■ **PROBLEM STATEMENT**
Please output the records below in full, exactly as given, but without the images.

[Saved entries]

········

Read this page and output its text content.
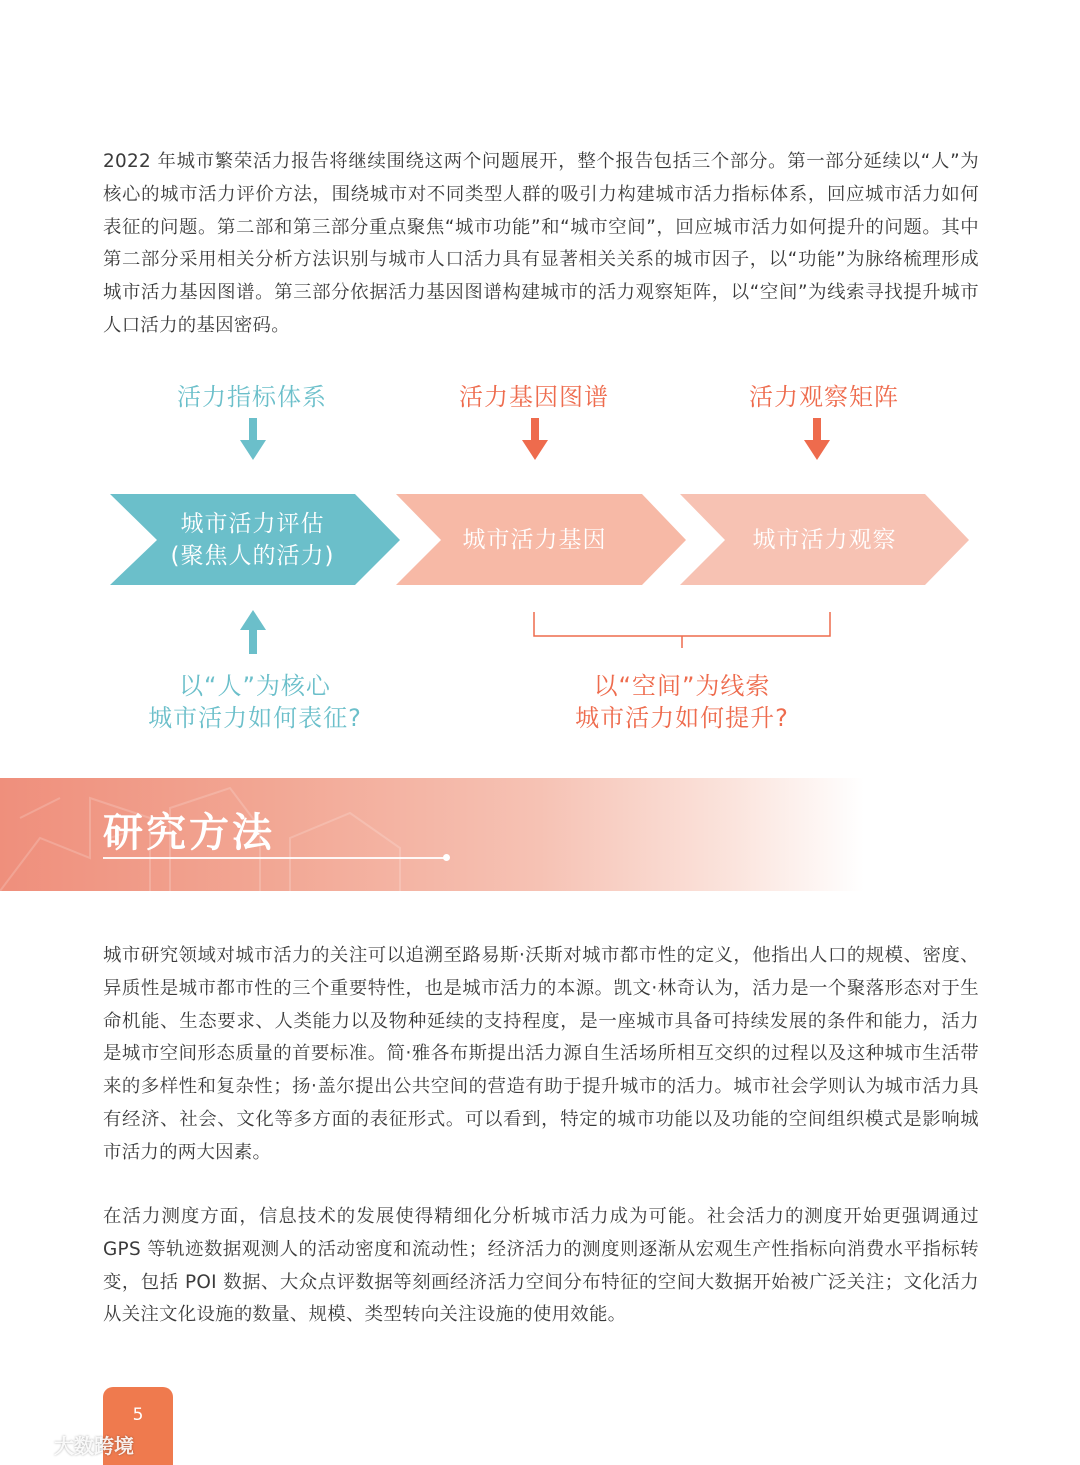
2022 年城市繁荣活力报告将继续围绕这两个问题展开，整个报告包括三个部分。第一部分延续以“人”为核心的城市活力评价方法，围绕城市对不同类型人群的吸引力构建城市活力指标体系，回应城市活力如何表征的问题。第二部和第三部分重点聚焦“城市功能”和“城市空间”，回应城市活力如何提升的问题。其中第二部分采用相关分析方法识别与城市人口活力具有显著相关关系的城市因子，以“功能”为脉络梳理形成城市活力基因图谱。第三部分依据活力基因图谱构建城市的活力观察矩阵，以“空间”为线索寻找提升城市人口活力的基因密码。

活力指标体系	活力基因图谱	活力观察矩阵
城市活力评估
(聚焦人的活力)
城市活力基因	城市活力观察
以“人”为核心
城市活力如何表征?
以“空间”为线索
城市活力如何提升?
研究方法

城市研究领域对城市活力的关注可以追溯至路易斯·沃斯对城市都市性的定义，他指出人口的规模、密度、异质性是城市都市性的三个重要特性，也是城市活力的本源。凯文·林奇认为，活力是一个聚落形态对于生命机能、生态要求、人类能力以及物种延续的支持程度，是一座城市具备可持续发展的条件和能力，活力是城市空间形态质量的首要标准。简·雅各布斯提出活力源自生活场所相互交织的过程以及这种城市生活带来的多样性和复杂性；扬·盖尔提出公共空间的营造有助于提升城市的活力。城市社会学则认为城市活力具有经济、社会、文化等多方面的表征形式。可以看到，特定的城市功能以及功能的空间组织模式是影响城市活力的两大因素。

在活力测度方面，信息技术的发展使得精细化分析城市活力成为可能。社会活力的测度开始更强调通过 GPS 等轨迹数据观测人的活动密度和流动性；经济活力的测度则逐渐从宏观生产性指标向消费水平指标转变，包括 POI 数据、大众点评数据等刻画经济活力空间分布特征的空间大数据开始被广泛关注；文化活力从关注文化设施的数量、规模、类型转向关注设施的使用效能。

5
大数跨境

········

■ **SOLUTION TO THE EXERCISE**
Read this page and output its text content.
2022 年城市繁荣活力报告将继续围绕这两个问题展开，整个报告包括三个部分。第一部分延续以“人”为核心的城市活力评价方法，围绕城市对不同类型人群的吸引力构建城市活力指标体系，回应城市活力如何表征的问题。第二部和第三部分重点聚焦“城市功能”和“城市空间”，回应城市活力如何提升的问题。其中第二部分采用相关分析方法识别与城市人口活力具有显著相关关系的城市因子，以“功能”为脉络梳理形成城市活力基因图谱。第三部分依据活力基因图谱构建城市的活力观察矩阵，以“空间”为线索寻找提升城市人口活力的基因密码。

活力指标体系	活力基因图谱	活力观察矩阵
城市活力评估
(聚焦人的活力)
城市活力基因	城市活力观察
以“人”为核心
城市活力如何表征?
以“空间”为线索
城市活力如何提升?
研究方法

城市研究领域对城市活力的关注可以追溯至路易斯·沃斯对城市都市性的定义，他指出人口的规模、密度、异质性是城市都市性的三个重要特性，也是城市活力的本源。凯文·林奇认为，活力是一个聚落形态对于生命机能、生态要求、人类能力以及物种延续的支持程度，是一座城市具备可持续发展的条件和能力，活力是城市空间形态质量的首要标准。简·雅各布斯提出活力源自生活场所相互交织的过程以及这种城市生活带来的多样性和复杂性；扬·盖尔提出公共空间的营造有助于提升城市的活力。城市社会学则认为城市活力具有经济、社会、文化等多方面的表征形式。可以看到，特定的城市功能以及功能的空间组织模式是影响城市活力的两大因素。

在活力测度方面，信息技术的发展使得精细化分析城市活力成为可能。社会活力的测度开始更强调通过 GPS 等轨迹数据观测人的活动密度和流动性；经济活力的测度则逐渐从宏观生产性指标向消费水平指标转变，包括 POI 数据、大众点评数据等刻画经济活力空间分布特征的空间大数据开始被广泛关注；文化活力从关注文化设施的数量、规模、类型转向关注设施的使用效能。

5
大数跨境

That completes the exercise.